◆ **EXERCISE TASK**:
Search the data for the string "prostem" and gather each line it is in.

+++ PROVIDED DATA +++

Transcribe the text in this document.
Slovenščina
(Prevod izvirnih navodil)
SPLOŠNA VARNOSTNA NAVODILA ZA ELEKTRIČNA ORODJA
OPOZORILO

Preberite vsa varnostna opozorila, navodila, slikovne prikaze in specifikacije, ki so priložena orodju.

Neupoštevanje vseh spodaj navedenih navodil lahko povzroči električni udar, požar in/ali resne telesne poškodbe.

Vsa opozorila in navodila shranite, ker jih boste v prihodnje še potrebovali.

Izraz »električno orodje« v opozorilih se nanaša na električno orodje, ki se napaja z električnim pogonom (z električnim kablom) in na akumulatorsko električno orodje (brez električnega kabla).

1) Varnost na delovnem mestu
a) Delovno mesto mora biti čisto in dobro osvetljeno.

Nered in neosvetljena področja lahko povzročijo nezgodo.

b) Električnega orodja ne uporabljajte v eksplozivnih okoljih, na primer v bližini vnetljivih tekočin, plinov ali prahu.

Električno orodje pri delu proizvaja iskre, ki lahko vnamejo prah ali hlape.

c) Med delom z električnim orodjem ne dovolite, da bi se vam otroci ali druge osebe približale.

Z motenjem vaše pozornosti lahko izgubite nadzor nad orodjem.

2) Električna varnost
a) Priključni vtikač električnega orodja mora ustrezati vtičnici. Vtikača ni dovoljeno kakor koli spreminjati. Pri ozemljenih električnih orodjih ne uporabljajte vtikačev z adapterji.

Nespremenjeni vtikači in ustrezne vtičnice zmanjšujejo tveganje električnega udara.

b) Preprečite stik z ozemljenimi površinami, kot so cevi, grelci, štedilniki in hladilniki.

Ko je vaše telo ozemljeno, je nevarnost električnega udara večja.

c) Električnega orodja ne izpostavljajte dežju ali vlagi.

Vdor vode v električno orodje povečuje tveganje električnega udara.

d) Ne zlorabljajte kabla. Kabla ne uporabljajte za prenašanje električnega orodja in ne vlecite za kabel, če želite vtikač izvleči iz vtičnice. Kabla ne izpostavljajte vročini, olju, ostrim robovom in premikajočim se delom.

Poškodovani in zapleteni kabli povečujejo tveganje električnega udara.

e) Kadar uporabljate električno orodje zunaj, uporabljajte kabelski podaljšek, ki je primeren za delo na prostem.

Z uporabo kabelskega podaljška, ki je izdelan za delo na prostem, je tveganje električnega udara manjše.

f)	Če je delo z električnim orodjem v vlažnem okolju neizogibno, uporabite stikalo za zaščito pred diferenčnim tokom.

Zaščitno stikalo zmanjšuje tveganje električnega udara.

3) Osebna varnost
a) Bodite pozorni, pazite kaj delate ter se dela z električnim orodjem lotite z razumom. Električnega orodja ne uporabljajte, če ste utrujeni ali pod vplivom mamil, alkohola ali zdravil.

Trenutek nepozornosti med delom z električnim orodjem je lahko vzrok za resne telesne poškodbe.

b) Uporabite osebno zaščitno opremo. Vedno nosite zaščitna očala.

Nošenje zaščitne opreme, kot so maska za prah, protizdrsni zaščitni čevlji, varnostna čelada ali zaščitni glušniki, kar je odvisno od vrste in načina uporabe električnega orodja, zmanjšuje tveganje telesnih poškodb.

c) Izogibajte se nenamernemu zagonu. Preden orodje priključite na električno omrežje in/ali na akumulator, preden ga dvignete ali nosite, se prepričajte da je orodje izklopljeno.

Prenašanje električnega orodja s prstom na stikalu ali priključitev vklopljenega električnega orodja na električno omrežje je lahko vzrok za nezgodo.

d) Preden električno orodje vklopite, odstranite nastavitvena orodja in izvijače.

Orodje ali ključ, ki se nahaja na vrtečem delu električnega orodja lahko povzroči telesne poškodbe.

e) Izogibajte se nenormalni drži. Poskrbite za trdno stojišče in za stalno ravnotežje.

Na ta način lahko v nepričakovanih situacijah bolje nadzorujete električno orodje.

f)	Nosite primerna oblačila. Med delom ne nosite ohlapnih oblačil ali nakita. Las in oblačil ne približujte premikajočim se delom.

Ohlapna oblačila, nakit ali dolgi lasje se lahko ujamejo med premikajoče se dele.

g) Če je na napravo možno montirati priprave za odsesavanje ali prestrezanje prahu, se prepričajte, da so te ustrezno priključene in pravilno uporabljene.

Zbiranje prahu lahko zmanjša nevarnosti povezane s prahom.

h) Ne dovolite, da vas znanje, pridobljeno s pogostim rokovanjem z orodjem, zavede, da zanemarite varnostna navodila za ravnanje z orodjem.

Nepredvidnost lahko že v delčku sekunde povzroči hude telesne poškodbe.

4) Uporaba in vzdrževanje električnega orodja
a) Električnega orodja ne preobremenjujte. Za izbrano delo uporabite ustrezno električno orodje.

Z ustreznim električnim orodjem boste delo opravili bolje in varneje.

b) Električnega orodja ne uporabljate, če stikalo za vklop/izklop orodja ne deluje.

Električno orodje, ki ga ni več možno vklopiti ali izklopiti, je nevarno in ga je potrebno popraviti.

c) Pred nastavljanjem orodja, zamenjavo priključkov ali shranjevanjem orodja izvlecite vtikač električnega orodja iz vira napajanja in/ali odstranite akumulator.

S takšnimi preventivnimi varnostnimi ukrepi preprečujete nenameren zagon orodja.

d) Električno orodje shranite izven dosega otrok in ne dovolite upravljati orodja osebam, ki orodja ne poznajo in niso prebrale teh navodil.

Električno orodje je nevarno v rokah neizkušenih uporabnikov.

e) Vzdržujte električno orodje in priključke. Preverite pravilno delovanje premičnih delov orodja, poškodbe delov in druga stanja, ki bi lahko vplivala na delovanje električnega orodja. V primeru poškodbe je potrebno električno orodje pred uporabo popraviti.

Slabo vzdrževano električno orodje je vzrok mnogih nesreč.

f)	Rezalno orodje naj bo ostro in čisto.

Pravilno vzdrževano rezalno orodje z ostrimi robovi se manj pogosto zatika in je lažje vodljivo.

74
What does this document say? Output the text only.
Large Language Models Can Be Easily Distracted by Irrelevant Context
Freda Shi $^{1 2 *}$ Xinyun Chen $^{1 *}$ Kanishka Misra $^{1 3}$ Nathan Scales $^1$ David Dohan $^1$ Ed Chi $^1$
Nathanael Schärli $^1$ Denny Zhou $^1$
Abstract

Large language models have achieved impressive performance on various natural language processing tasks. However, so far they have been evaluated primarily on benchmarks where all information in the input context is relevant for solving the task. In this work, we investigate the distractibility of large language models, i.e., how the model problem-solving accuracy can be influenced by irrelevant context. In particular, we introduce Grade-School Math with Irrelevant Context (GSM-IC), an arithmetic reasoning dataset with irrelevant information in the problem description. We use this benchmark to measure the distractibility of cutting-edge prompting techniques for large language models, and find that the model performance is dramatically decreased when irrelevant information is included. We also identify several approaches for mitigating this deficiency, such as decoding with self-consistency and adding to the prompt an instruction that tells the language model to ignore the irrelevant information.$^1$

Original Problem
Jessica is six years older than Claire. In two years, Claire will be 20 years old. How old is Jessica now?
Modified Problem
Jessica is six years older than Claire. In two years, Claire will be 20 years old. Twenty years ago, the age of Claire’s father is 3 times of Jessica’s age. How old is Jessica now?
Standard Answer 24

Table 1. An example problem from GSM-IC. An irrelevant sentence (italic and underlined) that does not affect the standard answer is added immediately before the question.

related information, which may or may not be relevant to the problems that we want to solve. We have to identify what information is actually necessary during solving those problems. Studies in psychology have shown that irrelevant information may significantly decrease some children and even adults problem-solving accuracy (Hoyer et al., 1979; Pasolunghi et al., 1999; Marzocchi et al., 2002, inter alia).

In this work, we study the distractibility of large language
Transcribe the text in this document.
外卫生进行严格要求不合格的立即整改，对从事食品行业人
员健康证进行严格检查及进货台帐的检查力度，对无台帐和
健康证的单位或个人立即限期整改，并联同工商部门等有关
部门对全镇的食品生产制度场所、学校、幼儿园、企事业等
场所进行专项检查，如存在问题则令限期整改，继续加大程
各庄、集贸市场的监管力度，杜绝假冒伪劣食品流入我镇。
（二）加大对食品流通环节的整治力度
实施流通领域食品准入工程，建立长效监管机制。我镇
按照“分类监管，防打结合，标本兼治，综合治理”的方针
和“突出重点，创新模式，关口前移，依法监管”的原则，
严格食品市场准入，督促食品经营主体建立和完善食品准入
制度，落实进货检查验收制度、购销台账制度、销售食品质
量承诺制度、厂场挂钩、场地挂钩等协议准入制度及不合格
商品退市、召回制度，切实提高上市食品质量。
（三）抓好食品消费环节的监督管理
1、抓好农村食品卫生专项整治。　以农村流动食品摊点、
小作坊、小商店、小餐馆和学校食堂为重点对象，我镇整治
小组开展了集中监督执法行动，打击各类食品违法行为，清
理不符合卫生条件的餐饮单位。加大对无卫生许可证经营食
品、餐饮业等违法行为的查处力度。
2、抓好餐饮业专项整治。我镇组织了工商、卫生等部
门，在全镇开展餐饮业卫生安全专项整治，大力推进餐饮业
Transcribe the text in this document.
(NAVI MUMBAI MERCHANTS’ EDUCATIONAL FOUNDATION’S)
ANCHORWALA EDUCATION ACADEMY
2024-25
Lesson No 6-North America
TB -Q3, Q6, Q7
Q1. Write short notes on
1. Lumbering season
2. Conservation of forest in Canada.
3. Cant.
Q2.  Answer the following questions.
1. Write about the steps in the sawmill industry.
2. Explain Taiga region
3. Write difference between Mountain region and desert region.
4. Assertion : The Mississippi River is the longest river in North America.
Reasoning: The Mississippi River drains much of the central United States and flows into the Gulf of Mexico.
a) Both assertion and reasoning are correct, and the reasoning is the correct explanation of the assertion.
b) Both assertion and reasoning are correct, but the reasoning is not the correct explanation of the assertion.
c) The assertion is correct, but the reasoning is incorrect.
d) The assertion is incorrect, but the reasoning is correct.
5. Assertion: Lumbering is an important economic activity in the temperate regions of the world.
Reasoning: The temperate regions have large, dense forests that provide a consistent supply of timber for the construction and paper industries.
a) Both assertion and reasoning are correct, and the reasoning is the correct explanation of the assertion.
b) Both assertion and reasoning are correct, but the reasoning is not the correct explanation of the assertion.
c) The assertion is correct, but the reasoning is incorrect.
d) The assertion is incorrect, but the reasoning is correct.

+++

◆ **CORRECT RESULT**:
e) Kadar uporabljate električno orodje zunaj, uporabljajte kabelski podaljšek, ki je primeren za delo na prostem.
Z uporabo kabelskega podaljška, ki je izdelan za delo na prostem, je tveganje električnega udara manjše.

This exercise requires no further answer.